*GIVEN PROBLEM:*
Assemble all lines in which the string "title" appears.

★ ★ ★ ★

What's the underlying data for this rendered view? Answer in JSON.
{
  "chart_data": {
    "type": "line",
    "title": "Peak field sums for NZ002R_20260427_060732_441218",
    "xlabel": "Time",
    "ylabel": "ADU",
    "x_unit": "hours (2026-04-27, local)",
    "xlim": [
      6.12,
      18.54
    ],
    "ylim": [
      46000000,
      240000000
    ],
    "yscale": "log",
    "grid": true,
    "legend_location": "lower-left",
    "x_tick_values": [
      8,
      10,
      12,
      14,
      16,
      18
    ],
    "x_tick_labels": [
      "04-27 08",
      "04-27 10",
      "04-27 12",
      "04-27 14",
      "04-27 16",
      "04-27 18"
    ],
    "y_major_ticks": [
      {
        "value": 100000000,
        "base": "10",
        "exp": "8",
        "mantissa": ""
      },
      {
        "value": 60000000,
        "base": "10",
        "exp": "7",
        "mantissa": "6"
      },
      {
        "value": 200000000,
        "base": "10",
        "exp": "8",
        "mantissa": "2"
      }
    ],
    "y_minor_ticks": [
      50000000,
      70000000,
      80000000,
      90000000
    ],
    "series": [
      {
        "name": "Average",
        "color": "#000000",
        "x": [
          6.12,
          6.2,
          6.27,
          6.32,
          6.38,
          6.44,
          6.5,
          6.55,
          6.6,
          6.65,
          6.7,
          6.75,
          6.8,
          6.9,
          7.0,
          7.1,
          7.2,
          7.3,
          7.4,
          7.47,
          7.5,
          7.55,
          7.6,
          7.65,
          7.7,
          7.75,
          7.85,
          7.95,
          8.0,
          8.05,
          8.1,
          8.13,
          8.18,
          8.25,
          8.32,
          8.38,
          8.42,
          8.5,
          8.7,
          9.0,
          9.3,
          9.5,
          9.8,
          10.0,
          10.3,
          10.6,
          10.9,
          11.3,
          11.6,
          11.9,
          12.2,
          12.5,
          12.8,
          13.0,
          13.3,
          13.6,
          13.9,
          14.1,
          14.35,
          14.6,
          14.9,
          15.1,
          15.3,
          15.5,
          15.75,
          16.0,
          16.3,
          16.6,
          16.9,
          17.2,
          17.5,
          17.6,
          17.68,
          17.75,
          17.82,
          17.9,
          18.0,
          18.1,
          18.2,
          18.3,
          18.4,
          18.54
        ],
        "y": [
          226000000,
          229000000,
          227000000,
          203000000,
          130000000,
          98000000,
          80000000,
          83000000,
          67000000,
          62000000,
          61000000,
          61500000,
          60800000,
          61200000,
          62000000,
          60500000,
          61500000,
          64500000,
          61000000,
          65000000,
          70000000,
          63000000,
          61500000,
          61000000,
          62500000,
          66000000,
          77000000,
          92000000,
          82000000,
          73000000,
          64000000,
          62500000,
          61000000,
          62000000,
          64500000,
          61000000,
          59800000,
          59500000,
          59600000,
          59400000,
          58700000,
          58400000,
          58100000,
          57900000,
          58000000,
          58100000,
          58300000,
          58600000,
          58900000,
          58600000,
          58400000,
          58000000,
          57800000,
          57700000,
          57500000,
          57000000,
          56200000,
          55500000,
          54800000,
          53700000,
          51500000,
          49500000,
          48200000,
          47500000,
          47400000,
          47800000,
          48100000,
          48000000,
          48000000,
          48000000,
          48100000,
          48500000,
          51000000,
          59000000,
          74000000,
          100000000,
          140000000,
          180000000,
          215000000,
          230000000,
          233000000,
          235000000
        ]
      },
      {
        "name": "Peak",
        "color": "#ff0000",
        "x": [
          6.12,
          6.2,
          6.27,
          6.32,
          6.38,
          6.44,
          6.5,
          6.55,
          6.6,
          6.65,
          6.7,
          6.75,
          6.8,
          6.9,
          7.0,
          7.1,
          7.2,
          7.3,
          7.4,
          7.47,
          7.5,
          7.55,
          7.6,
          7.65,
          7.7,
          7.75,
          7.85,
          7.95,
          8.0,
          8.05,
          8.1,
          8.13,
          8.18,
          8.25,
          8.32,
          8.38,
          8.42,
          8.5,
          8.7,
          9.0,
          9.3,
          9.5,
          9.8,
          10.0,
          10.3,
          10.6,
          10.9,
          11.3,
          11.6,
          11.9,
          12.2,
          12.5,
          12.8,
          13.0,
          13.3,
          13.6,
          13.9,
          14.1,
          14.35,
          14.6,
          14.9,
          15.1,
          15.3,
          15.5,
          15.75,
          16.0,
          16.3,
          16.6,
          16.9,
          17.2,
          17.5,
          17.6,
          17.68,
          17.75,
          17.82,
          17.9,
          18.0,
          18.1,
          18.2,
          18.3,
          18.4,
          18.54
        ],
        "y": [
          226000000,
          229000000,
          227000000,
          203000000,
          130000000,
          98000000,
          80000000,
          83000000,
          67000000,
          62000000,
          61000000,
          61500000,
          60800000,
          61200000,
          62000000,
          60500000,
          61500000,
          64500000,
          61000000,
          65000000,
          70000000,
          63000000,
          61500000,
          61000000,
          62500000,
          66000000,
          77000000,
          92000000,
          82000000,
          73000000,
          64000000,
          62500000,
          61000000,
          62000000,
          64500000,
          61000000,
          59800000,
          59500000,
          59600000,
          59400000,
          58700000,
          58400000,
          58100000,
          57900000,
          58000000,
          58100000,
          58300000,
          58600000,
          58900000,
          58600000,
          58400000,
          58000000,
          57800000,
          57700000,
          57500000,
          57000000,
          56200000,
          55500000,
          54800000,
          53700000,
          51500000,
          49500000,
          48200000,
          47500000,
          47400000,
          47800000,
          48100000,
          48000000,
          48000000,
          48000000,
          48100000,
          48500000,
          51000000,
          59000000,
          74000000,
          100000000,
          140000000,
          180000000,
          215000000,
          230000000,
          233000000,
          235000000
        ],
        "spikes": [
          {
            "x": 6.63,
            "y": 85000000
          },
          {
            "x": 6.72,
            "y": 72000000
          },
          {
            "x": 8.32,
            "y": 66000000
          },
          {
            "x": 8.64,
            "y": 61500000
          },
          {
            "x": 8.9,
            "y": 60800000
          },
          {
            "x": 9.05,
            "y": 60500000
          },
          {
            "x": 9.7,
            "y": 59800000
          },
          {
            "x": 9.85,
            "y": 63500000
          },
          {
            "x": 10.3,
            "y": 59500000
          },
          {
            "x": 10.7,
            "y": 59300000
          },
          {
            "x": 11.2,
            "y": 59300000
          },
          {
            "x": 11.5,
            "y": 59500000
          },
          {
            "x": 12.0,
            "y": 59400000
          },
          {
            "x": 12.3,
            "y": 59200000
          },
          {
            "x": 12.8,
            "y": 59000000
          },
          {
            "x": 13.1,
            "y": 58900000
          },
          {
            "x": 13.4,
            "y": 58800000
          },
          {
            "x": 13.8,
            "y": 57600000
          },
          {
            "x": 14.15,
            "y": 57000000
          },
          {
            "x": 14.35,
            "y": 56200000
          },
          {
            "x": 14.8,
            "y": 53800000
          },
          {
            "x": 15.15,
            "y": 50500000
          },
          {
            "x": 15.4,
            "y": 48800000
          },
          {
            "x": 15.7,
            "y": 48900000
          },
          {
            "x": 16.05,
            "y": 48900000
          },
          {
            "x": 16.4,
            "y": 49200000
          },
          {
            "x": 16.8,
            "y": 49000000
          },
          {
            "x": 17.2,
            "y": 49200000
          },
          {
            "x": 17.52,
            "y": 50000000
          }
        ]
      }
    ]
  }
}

★ ★ ★ ★

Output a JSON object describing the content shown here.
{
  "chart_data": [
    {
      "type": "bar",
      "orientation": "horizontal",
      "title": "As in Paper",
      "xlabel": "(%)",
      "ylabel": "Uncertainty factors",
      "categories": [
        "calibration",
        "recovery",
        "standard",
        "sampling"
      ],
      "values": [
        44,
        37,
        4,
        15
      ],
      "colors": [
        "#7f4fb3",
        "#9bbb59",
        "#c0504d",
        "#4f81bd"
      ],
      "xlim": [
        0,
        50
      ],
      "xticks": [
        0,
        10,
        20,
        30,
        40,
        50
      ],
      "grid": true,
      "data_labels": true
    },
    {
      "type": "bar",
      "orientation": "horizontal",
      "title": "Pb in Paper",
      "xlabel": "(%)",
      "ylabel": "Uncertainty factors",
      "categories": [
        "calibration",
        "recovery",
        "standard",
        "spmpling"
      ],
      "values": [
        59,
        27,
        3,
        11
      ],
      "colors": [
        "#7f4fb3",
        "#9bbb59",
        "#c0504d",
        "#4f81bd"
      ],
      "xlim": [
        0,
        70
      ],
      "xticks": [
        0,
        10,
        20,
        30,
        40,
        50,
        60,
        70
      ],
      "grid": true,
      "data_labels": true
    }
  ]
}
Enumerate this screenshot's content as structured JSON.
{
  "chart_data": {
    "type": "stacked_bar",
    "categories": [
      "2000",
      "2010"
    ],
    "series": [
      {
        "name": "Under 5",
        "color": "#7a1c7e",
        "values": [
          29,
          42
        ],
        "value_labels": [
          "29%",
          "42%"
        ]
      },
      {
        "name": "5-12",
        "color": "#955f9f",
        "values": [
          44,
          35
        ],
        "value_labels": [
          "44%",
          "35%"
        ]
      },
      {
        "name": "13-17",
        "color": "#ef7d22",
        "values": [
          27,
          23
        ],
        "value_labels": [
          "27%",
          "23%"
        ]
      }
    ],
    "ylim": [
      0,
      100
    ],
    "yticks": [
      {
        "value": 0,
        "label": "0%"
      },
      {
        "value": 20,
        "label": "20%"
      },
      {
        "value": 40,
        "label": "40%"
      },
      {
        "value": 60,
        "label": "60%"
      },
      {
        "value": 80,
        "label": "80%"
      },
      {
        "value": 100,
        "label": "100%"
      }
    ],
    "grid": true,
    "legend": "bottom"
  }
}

★ ★ ★ ★

*EXPECTED ANSWER:*
    "title": "Peak field sums for NZ002R_20260427_060732_441218",
      "title": "As in Paper",
      "title": "Pb in Paper",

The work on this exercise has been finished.